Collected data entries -
▬▬▬▬▬▬▬▬▬▬

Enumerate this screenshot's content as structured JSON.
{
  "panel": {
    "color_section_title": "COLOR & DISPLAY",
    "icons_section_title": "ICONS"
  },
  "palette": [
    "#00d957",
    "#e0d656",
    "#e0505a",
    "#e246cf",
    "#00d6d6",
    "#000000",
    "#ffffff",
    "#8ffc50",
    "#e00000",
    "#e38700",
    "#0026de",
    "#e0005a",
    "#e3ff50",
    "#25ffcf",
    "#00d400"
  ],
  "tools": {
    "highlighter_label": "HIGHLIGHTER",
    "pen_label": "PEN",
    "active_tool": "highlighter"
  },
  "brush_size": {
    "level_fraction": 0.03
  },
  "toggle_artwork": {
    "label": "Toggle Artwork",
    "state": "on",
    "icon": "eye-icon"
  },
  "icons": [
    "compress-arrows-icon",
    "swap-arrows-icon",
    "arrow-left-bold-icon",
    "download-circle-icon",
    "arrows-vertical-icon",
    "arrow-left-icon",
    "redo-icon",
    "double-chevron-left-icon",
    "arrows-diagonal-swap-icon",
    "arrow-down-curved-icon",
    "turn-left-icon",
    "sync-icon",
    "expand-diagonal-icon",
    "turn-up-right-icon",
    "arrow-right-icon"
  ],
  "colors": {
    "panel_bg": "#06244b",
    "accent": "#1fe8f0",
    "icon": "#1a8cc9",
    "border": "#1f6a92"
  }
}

▬▬▬▬▬▬▬▬▬▬

To do -
Everything in the listing above should be restated exactly.

Reply -
Enumerate this screenshot's content as structured JSON.
{
  "panel": {
    "color_section_title": "COLOR & DISPLAY",
    "icons_section_title": "ICONS"
  },
  "palette": [
    "#00d957",
    "#e0d656",
    "#e0505a",
    "#e246cf",
    "#00d6d6",
    "#000000",
    "#ffffff",
    "#8ffc50",
    "#e00000",
    "#e38700",
    "#0026de",
    "#e0005a",
    "#e3ff50",
    "#25ffcf",
    "#00d400"
  ],
  "tools": {
    "highlighter_label": "HIGHLIGHTER",
    "pen_label": "PEN",
    "active_tool": "highlighter"
  },
  "brush_size": {
    "level_fraction": 0.03
  },
  "toggle_artwork": {
    "label": "Toggle Artwork",
    "state": "on",
    "icon": "eye-icon"
  },
  "icons": [
    "compress-arrows-icon",
    "swap-arrows-icon",
    "arrow-left-bold-icon",
    "download-circle-icon",
    "arrows-vertical-icon",
    "arrow-left-icon",
    "redo-icon",
    "double-chevron-left-icon",
    "arrows-diagonal-swap-icon",
    "arrow-down-curved-icon",
    "turn-left-icon",
    "sync-icon",
    "expand-diagonal-icon",
    "turn-up-right-icon",
    "arrow-right-icon"
  ],
  "colors": {
    "panel_bg": "#06244b",
    "accent": "#1fe8f0",
    "icon": "#1a8cc9",
    "border": "#1f6a92"
  }
}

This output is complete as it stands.